##### EXERCISE INPUTS #####

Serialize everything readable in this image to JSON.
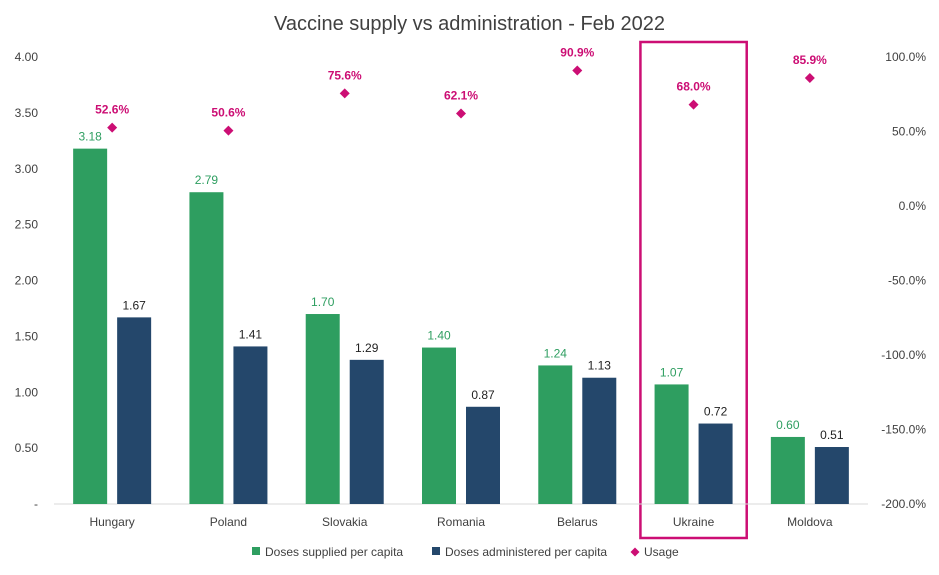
{
  "chart_data": {
    "type": "bar",
    "title": "Vaccine supply vs administration - Feb 2022",
    "categories": [
      "Hungary",
      "Poland",
      "Slovakia",
      "Romania",
      "Belarus",
      "Ukraine",
      "Moldova"
    ],
    "series": [
      {
        "name": "Doses supplied per capita",
        "type": "bar",
        "axis": "left",
        "color": "#2e9e60",
        "values": [
          3.18,
          2.79,
          1.7,
          1.4,
          1.24,
          1.07,
          0.6
        ],
        "labels": [
          "3.18",
          "2.79",
          "1.70",
          "1.40",
          "1.24",
          "1.07",
          "0.60"
        ]
      },
      {
        "name": "Doses administered per capita",
        "type": "bar",
        "axis": "left",
        "color": "#24476b",
        "values": [
          1.67,
          1.41,
          1.29,
          0.87,
          1.13,
          0.72,
          0.51
        ],
        "labels": [
          "1.67",
          "1.41",
          "1.29",
          "0.87",
          "1.13",
          "0.72",
          "0.51"
        ]
      },
      {
        "name": "Usage",
        "type": "scatter",
        "axis": "right",
        "marker": "diamond",
        "color": "#cc0e74",
        "values": [
          52.6,
          50.6,
          75.6,
          62.1,
          90.9,
          68.0,
          85.9
        ],
        "labels": [
          "52.6%",
          "50.6%",
          "75.6%",
          "62.1%",
          "90.9%",
          "68.0%",
          "85.9%"
        ]
      }
    ],
    "y_left": {
      "ylim": [
        0,
        4
      ],
      "ticks": [
        0,
        0.5,
        1.0,
        1.5,
        2.0,
        2.5,
        3.0,
        3.5,
        4.0
      ],
      "tick_labels": [
        "-",
        "0.50",
        "1.00",
        "1.50",
        "2.00",
        "2.50",
        "3.00",
        "3.50",
        "4.00"
      ]
    },
    "y_right": {
      "ylim": [
        -200,
        100
      ],
      "ticks": [
        -200,
        -150,
        -100,
        -50,
        0,
        50,
        100
      ],
      "tick_labels": [
        "-200.0%",
        "-150.0%",
        "-100.0%",
        "-50.0%",
        "0.0%",
        "50.0%",
        "100.0%"
      ]
    },
    "highlight": {
      "category": "Ukraine",
      "color": "#cc0e74"
    },
    "legend": {
      "position": "bottom",
      "items": [
        "Doses supplied per capita",
        "Doses administered per capita",
        "Usage"
      ]
    },
    "grid": false
  }
}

#####

**WHAT IS ASKED**. Filter the entries down to the lines containing "type". Copy each of those lines.

**SOLUTION**.
    "type": "bar",
        "type": "bar",
        "type": "bar",
        "type": "scatter",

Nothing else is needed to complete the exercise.